Aim of the task: Will you quote all of the entries, word for word?

Working data:
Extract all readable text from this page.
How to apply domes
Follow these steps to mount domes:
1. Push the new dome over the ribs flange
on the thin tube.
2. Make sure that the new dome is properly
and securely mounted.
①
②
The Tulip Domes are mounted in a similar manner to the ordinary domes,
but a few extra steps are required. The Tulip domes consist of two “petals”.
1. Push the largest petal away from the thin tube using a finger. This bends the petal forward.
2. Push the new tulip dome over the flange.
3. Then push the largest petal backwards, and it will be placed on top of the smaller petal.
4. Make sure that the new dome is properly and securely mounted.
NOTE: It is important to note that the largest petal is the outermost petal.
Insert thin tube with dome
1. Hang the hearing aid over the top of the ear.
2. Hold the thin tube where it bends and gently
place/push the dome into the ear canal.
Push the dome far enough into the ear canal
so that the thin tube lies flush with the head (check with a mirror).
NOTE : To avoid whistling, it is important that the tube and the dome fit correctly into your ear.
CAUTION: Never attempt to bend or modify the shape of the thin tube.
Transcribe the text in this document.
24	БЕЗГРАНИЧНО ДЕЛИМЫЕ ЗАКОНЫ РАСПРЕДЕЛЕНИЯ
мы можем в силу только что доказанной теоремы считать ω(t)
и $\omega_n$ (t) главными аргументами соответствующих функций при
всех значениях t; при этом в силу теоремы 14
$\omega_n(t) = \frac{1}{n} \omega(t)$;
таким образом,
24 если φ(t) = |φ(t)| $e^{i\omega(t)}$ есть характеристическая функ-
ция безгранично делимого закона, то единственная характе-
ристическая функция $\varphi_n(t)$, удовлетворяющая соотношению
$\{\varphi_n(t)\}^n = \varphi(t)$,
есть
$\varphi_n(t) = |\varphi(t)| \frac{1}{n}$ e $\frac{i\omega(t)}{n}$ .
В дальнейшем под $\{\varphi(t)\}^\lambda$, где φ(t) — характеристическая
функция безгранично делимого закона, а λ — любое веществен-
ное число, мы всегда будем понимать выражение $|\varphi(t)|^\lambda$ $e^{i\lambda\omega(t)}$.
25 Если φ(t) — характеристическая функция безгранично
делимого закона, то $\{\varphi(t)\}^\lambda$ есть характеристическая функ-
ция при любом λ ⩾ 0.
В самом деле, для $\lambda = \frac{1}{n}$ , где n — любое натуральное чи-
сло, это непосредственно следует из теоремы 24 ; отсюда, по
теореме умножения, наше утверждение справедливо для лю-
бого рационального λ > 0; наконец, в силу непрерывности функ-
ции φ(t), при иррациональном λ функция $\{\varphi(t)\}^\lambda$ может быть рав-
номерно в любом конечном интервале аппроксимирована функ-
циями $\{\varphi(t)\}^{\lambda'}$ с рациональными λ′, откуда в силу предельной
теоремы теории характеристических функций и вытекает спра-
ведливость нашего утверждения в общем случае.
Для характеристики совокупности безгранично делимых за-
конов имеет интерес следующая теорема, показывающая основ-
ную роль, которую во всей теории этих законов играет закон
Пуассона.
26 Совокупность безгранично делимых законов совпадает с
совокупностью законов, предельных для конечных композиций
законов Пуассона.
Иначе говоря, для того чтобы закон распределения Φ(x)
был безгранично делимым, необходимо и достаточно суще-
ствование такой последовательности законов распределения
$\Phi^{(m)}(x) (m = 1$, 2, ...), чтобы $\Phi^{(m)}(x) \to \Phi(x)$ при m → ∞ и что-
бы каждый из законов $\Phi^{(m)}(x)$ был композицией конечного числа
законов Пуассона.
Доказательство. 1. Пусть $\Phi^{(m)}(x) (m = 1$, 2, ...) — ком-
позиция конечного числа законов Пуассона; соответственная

Result for this task:
Extract all readable text from this page.
How to apply domes
Follow these steps to mount domes:
1. Push the new dome over the ribs flange
on the thin tube.
2. Make sure that the new dome is properly
and securely mounted.
①
②
The Tulip Domes are mounted in a similar manner to the ordinary domes,
but a few extra steps are required. The Tulip domes consist of two “petals”.
1. Push the largest petal away from the thin tube using a finger. This bends the petal forward.
2. Push the new tulip dome over the flange.
3. Then push the largest petal backwards, and it will be placed on top of the smaller petal.
4. Make sure that the new dome is properly and securely mounted.
NOTE: It is important to note that the largest petal is the outermost petal.
Insert thin tube with dome
1. Hang the hearing aid over the top of the ear.
2. Hold the thin tube where it bends and gently
place/push the dome into the ear canal.
Push the dome far enough into the ear canal
so that the thin tube lies flush with the head (check with a mirror).
NOTE : To avoid whistling, it is important that the tube and the dome fit correctly into your ear.
CAUTION: Never attempt to bend or modify the shape of the thin tube.
Transcribe the text in this document.
24	БЕЗГРАНИЧНО ДЕЛИМЫЕ ЗАКОНЫ РАСПРЕДЕЛЕНИЯ
мы можем в силу только что доказанной теоремы считать ω(t)
и $\omega_n$ (t) главными аргументами соответствующих функций при
всех значениях t; при этом в силу теоремы 14
$\omega_n(t) = \frac{1}{n} \omega(t)$;
таким образом,
24 если φ(t) = |φ(t)| $e^{i\omega(t)}$ есть характеристическая функ-
ция безгранично делимого закона, то единственная характе-
ристическая функция $\varphi_n(t)$, удовлетворяющая соотношению
$\{\varphi_n(t)\}^n = \varphi(t)$,
есть
$\varphi_n(t) = |\varphi(t)| \frac{1}{n}$ e $\frac{i\omega(t)}{n}$ .
В дальнейшем под $\{\varphi(t)\}^\lambda$, где φ(t) — характеристическая
функция безгранично делимого закона, а λ — любое веществен-
ное число, мы всегда будем понимать выражение $|\varphi(t)|^\lambda$ $e^{i\lambda\omega(t)}$.
25 Если φ(t) — характеристическая функция безгранично
делимого закона, то $\{\varphi(t)\}^\lambda$ есть характеристическая функ-
ция при любом λ ⩾ 0.
В самом деле, для $\lambda = \frac{1}{n}$ , где n — любое натуральное чи-
сло, это непосредственно следует из теоремы 24 ; отсюда, по
теореме умножения, наше утверждение справедливо для лю-
бого рационального λ > 0; наконец, в силу непрерывности функ-
ции φ(t), при иррациональном λ функция $\{\varphi(t)\}^\lambda$ может быть рав-
номерно в любом конечном интервале аппроксимирована функ-
циями $\{\varphi(t)\}^{\lambda'}$ с рациональными λ′, откуда в силу предельной
теоремы теории характеристических функций и вытекает спра-
ведливость нашего утверждения в общем случае.
Для характеристики совокупности безгранично делимых за-
конов имеет интерес следующая теорема, показывающая основ-
ную роль, которую во всей теории этих законов играет закон
Пуассона.
26 Совокупность безгранично делимых законов совпадает с
совокупностью законов, предельных для конечных композиций
законов Пуассона.
Иначе говоря, для того чтобы закон распределения Φ(x)
был безгранично делимым, необходимо и достаточно суще-
ствование такой последовательности законов распределения
$\Phi^{(m)}(x) (m = 1$, 2, ...), чтобы $\Phi^{(m)}(x) \to \Phi(x)$ при m → ∞ и что-
бы каждый из законов $\Phi^{(m)}(x)$ был композицией конечного числа
законов Пуассона.
Доказательство. 1. Пусть $\Phi^{(m)}(x) (m = 1$, 2, ...) — ком-
позиция конечного числа законов Пуассона; соответственная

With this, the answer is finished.